▸ **To do**:
Return only the number of lines in the entries below that hold the word "label".

▸ **Given records**:
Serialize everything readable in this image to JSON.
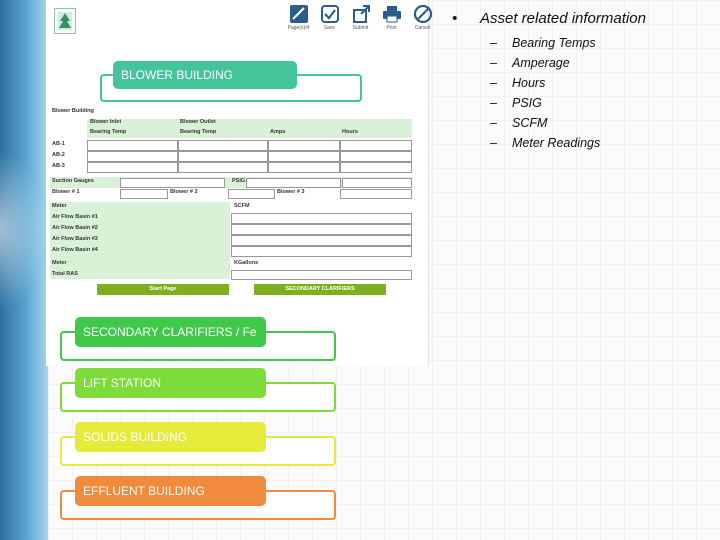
{
  "toolbar": {
    "items": [
      {
        "label": "Page(s)/4"
      },
      {
        "label": "Save"
      },
      {
        "label": "Submit"
      },
      {
        "label": "Print"
      },
      {
        "label": "Cancel"
      }
    ]
  },
  "sections": {
    "blower": "BLOWER BUILDING",
    "secondary": "SECONDARY CLARIFIERS / Fe",
    "lift": "LIFT STATION",
    "solids": "SOLIDS BUILDING",
    "effluent": "EFFLUENT BUILDING"
  },
  "form": {
    "title": "Blower Building",
    "col_inlet": "Blower Inlet",
    "col_outlet": "Blower Outlet",
    "col_bearing1": "Bearing Temp",
    "col_bearing2": "Bearing Temp",
    "col_amps": "Amps",
    "col_hours": "Hours",
    "rows": [
      "AB-1",
      "AB-2",
      "AB-3"
    ],
    "suction": "Suction Gauges",
    "psig": "PSIG",
    "blower1": "Blower # 1",
    "blower2": "Blower # 2",
    "blower3": "Blower # 3",
    "meter1": "Meter",
    "scfm": "SCFM",
    "basins": [
      "Air Flow Basin #1",
      "Air Flow Basin #2",
      "Air Flow Basin #3",
      "Air Flow Basin #4"
    ],
    "meter2": "Meter",
    "kgallons": "KGallons",
    "total_ras": "Total RAS",
    "start_btn": "Start Page",
    "next_btn": "SECONDARY CLARIFIERS"
  },
  "bullets": {
    "dot": "•",
    "title": "Asset related information",
    "dash": "–",
    "items": [
      "Bearing Temps",
      "Amperage",
      "Hours",
      "PSIG",
      "SCFM",
      "Meter Readings"
    ]
  },
  "colors": {
    "blower": "#45c39a",
    "secondary": "#3fc94a",
    "lift": "#7ddc3a",
    "solids": "#e6ea3a",
    "effluent": "#f08a3c",
    "form_green": "#d9f2d7",
    "button_green": "#7cb01c"
  }
}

▸ **Task solution**:
5